━━ WORKING DATA
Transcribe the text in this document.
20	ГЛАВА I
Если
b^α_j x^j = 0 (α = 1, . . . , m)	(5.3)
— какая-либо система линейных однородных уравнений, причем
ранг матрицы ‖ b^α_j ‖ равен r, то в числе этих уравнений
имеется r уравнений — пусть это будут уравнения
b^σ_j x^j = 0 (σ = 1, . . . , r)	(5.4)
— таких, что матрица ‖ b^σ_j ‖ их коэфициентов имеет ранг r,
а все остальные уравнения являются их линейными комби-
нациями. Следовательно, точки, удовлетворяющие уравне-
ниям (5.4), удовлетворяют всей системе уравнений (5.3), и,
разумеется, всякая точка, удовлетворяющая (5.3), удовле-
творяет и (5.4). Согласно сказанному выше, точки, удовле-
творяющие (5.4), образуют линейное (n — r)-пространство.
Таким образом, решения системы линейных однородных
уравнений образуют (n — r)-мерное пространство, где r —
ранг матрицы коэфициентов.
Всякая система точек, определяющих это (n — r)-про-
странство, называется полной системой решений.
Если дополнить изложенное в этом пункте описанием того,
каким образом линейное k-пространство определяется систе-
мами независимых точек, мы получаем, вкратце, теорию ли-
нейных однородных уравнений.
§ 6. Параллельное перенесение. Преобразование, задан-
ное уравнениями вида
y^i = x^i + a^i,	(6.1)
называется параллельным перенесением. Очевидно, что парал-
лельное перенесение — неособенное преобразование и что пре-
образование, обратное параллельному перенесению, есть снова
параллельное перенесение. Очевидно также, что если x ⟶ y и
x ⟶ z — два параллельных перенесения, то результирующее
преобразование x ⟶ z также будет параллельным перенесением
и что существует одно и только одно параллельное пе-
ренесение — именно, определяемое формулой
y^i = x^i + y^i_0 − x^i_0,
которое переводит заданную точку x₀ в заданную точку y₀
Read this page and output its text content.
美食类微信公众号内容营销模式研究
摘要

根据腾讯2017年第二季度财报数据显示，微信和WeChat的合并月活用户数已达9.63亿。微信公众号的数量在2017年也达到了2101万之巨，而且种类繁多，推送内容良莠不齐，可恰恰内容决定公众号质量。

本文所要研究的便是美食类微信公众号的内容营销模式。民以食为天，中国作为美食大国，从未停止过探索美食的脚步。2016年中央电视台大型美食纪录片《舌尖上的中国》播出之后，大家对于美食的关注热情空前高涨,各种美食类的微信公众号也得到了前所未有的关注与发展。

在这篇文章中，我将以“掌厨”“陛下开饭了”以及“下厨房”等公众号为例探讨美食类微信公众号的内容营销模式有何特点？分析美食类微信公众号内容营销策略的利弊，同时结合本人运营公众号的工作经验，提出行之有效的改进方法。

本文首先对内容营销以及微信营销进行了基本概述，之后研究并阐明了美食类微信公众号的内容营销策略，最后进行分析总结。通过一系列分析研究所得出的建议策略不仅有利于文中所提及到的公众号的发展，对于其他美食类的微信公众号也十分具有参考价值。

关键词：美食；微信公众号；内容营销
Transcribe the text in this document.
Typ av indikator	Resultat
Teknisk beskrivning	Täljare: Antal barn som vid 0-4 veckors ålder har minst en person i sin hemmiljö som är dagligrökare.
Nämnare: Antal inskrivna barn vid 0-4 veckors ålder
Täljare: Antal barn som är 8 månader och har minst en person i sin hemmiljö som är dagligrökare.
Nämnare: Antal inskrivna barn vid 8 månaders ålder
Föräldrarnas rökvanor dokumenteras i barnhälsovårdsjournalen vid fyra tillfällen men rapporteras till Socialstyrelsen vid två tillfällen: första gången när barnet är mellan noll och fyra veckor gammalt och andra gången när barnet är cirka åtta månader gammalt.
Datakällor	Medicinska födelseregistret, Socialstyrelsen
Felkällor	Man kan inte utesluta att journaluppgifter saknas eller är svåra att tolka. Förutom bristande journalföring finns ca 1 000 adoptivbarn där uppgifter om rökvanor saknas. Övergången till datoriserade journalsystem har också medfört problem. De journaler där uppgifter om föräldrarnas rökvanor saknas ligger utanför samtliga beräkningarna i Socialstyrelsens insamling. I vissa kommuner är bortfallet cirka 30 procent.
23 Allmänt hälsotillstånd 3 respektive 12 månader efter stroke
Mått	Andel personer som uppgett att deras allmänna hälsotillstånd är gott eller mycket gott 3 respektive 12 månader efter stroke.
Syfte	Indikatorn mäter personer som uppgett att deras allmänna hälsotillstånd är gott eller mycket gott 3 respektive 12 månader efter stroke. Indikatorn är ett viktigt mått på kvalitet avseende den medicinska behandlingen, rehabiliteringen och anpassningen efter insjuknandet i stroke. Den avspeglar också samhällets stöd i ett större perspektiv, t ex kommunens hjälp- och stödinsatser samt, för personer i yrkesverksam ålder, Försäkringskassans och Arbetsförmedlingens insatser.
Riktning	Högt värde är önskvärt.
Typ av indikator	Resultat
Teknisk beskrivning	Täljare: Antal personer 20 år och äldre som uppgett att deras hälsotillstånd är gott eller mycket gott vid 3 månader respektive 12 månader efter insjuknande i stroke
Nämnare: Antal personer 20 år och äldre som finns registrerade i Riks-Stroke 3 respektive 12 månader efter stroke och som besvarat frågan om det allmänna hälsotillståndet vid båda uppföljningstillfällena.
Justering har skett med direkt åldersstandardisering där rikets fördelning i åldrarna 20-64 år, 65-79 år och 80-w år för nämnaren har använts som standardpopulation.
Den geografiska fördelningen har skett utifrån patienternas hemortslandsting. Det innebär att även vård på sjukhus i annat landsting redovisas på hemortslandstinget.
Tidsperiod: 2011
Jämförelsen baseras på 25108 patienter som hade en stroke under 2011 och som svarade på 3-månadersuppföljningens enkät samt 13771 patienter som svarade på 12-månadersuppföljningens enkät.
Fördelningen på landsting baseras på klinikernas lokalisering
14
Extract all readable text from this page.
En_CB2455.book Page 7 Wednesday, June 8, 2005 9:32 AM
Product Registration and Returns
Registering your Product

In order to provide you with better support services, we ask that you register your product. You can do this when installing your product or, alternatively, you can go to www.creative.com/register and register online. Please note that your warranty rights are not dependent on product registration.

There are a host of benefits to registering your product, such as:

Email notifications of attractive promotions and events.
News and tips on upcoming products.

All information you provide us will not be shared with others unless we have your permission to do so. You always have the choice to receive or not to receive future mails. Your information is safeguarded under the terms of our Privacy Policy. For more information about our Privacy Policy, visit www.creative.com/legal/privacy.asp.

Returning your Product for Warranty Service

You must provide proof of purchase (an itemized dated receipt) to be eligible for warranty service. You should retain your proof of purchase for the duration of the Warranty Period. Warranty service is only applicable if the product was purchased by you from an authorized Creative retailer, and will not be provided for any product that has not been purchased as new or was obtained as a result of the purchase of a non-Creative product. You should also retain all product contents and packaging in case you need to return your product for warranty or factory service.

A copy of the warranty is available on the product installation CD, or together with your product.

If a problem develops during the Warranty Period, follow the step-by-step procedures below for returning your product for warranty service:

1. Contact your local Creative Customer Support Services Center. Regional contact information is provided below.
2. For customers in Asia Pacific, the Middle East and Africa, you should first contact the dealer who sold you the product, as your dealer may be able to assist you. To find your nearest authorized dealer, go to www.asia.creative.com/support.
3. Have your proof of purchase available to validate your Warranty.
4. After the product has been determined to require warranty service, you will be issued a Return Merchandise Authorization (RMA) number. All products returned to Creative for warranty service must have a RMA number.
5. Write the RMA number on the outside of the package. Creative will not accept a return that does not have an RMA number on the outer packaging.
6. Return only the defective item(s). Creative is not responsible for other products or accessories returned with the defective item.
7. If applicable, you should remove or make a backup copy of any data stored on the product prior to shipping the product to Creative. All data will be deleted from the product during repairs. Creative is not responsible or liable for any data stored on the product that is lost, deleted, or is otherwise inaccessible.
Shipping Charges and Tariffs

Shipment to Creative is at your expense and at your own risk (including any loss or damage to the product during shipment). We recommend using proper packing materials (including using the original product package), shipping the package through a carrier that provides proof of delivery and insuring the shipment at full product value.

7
━━━━
EXERCISE GOAL:
Check every line of the data above for the string "однородных", and copy those that have it.

RESULT BELOW:
— какая-либо система линейных однородных уравнений, причем
Таким образом, решения системы линейных однородных
нейных однородных уравнений.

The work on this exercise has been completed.